▸ Do this: All material below is to be reproduced exactly.

[Begin]

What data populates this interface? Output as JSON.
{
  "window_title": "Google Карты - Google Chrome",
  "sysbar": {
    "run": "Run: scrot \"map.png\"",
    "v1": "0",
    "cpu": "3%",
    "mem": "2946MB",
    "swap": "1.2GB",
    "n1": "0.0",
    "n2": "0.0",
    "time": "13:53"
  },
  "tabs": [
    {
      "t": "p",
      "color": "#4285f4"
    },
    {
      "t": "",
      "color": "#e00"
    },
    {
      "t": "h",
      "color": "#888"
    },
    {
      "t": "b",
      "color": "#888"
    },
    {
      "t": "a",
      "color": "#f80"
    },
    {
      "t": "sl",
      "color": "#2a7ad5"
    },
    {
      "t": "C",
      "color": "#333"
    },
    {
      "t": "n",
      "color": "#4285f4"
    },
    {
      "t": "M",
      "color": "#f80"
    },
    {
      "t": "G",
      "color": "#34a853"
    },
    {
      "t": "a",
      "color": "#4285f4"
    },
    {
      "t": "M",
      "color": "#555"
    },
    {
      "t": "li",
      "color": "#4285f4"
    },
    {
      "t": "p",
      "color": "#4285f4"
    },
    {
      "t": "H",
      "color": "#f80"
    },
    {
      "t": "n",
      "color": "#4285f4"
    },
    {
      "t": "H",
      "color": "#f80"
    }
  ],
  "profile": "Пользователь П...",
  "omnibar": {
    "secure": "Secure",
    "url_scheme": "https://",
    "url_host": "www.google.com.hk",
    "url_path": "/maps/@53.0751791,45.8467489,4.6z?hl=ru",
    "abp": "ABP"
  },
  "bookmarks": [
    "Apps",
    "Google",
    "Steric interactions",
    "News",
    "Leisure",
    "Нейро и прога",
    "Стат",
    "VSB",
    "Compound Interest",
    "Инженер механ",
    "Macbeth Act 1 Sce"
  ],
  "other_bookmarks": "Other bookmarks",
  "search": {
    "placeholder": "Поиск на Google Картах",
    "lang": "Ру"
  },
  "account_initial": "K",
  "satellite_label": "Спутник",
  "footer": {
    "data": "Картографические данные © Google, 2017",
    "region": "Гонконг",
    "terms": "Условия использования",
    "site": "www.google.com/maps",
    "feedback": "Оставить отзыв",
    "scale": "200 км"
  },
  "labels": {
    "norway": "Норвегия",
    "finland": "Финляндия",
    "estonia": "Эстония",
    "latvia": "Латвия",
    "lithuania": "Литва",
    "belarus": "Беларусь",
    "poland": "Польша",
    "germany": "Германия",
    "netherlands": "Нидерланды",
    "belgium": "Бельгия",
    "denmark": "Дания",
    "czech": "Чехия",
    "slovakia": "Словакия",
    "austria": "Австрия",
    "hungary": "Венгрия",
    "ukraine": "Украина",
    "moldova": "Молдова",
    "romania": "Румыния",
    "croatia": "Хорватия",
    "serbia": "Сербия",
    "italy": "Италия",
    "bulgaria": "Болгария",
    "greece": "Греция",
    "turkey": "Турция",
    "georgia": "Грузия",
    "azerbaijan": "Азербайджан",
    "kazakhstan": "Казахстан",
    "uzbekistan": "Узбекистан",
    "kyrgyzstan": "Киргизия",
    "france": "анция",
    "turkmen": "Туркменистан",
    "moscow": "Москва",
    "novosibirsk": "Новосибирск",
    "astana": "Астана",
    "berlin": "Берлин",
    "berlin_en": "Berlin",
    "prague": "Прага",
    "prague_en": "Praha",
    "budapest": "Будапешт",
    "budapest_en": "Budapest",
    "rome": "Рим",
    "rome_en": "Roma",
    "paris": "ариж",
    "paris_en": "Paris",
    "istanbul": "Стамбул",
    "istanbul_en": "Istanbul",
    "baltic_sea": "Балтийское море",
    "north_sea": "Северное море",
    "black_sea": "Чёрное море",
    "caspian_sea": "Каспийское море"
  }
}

[End]

▸ The solution:
What data populates this interface? Output as JSON.
{
  "window_title": "Google Карты - Google Chrome",
  "sysbar": {
    "run": "Run: scrot \"map.png\"",
    "v1": "0",
    "cpu": "3%",
    "mem": "2946MB",
    "swap": "1.2GB",
    "n1": "0.0",
    "n2": "0.0",
    "time": "13:53"
  },
  "tabs": [
    {
      "t": "p",
      "color": "#4285f4"
    },
    {
      "t": "",
      "color": "#e00"
    },
    {
      "t": "h",
      "color": "#888"
    },
    {
      "t": "b",
      "color": "#888"
    },
    {
      "t": "a",
      "color": "#f80"
    },
    {
      "t": "sl",
      "color": "#2a7ad5"
    },
    {
      "t": "C",
      "color": "#333"
    },
    {
      "t": "n",
      "color": "#4285f4"
    },
    {
      "t": "M",
      "color": "#f80"
    },
    {
      "t": "G",
      "color": "#34a853"
    },
    {
      "t": "a",
      "color": "#4285f4"
    },
    {
      "t": "M",
      "color": "#555"
    },
    {
      "t": "li",
      "color": "#4285f4"
    },
    {
      "t": "p",
      "color": "#4285f4"
    },
    {
      "t": "H",
      "color": "#f80"
    },
    {
      "t": "n",
      "color": "#4285f4"
    },
    {
      "t": "H",
      "color": "#f80"
    }
  ],
  "profile": "Пользователь П...",
  "omnibar": {
    "secure": "Secure",
    "url_scheme": "https://",
    "url_host": "www.google.com.hk",
    "url_path": "/maps/@53.0751791,45.8467489,4.6z?hl=ru",
    "abp": "ABP"
  },
  "bookmarks": [
    "Apps",
    "Google",
    "Steric interactions",
    "News",
    "Leisure",
    "Нейро и прога",
    "Стат",
    "VSB",
    "Compound Interest",
    "Инженер механ",
    "Macbeth Act 1 Sce"
  ],
  "other_bookmarks": "Other bookmarks",
  "search": {
    "placeholder": "Поиск на Google Картах",
    "lang": "Ру"
  },
  "account_initial": "K",
  "satellite_label": "Спутник",
  "footer": {
    "data": "Картографические данные © Google, 2017",
    "region": "Гонконг",
    "terms": "Условия использования",
    "site": "www.google.com/maps",
    "feedback": "Оставить отзыв",
    "scale": "200 км"
  },
  "labels": {
    "norway": "Норвегия",
    "finland": "Финляндия",
    "estonia": "Эстония",
    "latvia": "Латвия",
    "lithuania": "Литва",
    "belarus": "Беларусь",
    "poland": "Польша",
    "germany": "Германия",
    "netherlands": "Нидерланды",
    "belgium": "Бельгия",
    "denmark": "Дания",
    "czech": "Чехия",
    "slovakia": "Словакия",
    "austria": "Австрия",
    "hungary": "Венгрия",
    "ukraine": "Украина",
    "moldova": "Молдова",
    "romania": "Румыния",
    "croatia": "Хорватия",
    "serbia": "Сербия",
    "italy": "Италия",
    "bulgaria": "Болгария",
    "greece": "Греция",
    "turkey": "Турция",
    "georgia": "Грузия",
    "azerbaijan": "Азербайджан",
    "kazakhstan": "Казахстан",
    "uzbekistan": "Узбекистан",
    "kyrgyzstan": "Киргизия",
    "france": "анция",
    "turkmen": "Туркменистан",
    "moscow": "Москва",
    "novosibirsk": "Новосибирск",
    "astana": "Астана",
    "berlin": "Берлин",
    "berlin_en": "Berlin",
    "prague": "Прага",
    "prague_en": "Praha",
    "budapest": "Будапешт",
    "budapest_en": "Budapest",
    "rome": "Рим",
    "rome_en": "Roma",
    "paris": "ариж",
    "paris_en": "Paris",
    "istanbul": "Стамбул",
    "istanbul_en": "Istanbul",
    "baltic_sea": "Балтийское море",
    "north_sea": "Северное море",
    "black_sea": "Чёрное море",
    "caspian_sea": "Каспийское море"
  }
}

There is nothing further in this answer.